-- Begin DATA EXTRACT --

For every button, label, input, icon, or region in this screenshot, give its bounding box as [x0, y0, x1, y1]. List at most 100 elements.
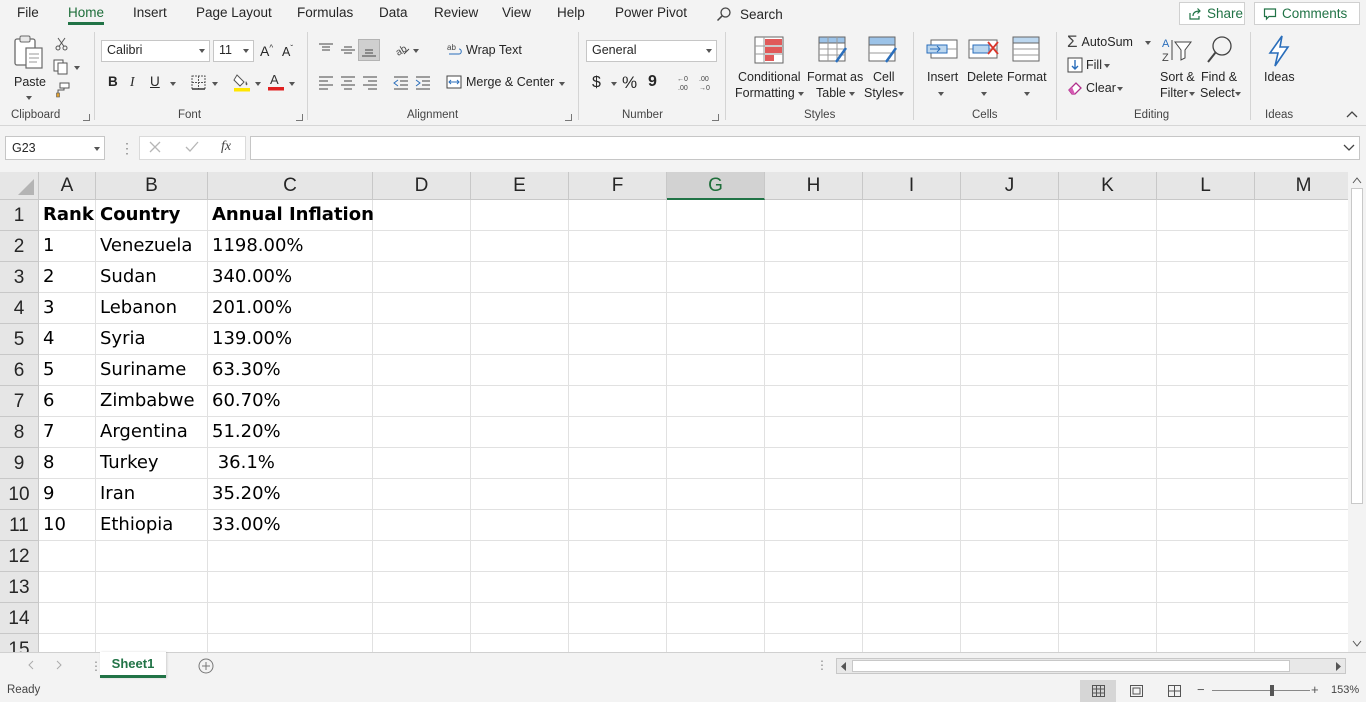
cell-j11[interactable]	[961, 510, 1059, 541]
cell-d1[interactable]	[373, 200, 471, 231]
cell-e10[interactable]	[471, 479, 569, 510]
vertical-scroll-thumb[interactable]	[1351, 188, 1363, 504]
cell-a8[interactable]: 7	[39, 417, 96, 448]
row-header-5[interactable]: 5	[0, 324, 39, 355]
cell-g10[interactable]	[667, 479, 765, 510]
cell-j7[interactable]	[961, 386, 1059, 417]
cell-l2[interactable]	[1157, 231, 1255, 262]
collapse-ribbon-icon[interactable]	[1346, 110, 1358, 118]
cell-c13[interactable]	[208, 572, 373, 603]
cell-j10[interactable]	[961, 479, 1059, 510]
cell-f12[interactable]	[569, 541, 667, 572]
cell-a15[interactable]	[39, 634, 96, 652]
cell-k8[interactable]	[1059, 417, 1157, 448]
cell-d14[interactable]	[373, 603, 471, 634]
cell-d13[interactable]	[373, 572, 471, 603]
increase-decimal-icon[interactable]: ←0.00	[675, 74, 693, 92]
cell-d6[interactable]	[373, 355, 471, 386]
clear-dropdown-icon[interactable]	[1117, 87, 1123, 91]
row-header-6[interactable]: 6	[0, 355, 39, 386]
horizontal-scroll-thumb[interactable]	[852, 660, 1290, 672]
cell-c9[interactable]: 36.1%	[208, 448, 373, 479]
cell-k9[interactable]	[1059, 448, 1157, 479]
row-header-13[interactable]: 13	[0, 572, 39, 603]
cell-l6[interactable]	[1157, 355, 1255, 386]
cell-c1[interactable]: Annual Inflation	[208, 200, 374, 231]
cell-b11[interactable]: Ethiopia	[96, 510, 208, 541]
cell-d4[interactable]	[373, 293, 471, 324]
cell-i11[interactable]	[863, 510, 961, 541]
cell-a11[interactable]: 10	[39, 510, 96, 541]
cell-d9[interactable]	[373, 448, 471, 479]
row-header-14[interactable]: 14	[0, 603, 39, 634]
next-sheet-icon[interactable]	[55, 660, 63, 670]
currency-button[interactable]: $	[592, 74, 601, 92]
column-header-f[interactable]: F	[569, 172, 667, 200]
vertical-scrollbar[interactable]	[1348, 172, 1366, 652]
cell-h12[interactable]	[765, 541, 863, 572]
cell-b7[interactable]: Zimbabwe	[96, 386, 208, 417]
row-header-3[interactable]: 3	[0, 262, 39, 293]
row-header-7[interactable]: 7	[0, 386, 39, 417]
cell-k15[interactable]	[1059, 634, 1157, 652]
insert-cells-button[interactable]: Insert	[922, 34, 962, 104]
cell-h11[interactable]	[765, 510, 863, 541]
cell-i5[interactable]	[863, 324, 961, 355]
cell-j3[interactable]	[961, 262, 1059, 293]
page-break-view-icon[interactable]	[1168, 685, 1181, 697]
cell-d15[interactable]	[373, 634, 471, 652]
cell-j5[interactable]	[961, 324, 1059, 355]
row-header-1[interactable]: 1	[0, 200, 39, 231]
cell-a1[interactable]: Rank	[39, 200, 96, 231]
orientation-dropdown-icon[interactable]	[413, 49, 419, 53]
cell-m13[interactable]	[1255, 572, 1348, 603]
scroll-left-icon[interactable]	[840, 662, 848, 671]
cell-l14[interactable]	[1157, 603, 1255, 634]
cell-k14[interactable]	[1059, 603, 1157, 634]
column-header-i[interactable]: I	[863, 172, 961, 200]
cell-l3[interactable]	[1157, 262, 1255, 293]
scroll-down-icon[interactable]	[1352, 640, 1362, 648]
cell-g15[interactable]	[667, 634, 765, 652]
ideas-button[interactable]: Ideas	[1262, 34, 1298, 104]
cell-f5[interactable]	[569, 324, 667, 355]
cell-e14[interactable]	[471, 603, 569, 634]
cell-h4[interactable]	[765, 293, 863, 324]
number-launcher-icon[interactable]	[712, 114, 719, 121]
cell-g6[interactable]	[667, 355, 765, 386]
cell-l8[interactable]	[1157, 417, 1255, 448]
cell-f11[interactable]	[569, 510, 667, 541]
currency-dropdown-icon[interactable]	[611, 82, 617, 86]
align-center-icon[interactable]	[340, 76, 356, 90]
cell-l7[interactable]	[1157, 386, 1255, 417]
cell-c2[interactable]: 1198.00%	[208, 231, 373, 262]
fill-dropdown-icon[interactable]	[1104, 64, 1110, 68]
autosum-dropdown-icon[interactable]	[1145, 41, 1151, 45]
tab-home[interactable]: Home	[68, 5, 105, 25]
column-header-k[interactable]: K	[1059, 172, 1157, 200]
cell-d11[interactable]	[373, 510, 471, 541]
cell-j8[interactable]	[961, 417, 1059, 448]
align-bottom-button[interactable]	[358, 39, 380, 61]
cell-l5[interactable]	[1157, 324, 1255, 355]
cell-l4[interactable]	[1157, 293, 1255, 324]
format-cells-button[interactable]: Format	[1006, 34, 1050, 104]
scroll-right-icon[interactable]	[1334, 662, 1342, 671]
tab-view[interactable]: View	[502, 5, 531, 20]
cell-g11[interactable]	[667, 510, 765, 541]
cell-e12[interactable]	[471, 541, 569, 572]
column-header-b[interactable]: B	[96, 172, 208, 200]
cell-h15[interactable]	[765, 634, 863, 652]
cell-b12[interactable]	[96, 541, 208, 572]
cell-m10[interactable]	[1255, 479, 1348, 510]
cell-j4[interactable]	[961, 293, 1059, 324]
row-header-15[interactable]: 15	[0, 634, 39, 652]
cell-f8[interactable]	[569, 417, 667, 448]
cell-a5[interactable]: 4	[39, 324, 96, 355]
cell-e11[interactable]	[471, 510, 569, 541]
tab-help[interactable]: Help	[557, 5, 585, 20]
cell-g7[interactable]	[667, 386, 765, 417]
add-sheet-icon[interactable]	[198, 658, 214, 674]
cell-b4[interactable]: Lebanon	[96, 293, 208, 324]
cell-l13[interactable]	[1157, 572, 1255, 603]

-- End DATA EXTRACT --

_THE PROBLEM_
Show each line of the material above that contains the string "sheet", copied in full.

_ANSWER FOR THIS EXERCISE_
next-sheet-icon[interactable]	[55, 660, 63, 670]
add-sheet-icon[interactable]	[198, 658, 214, 674]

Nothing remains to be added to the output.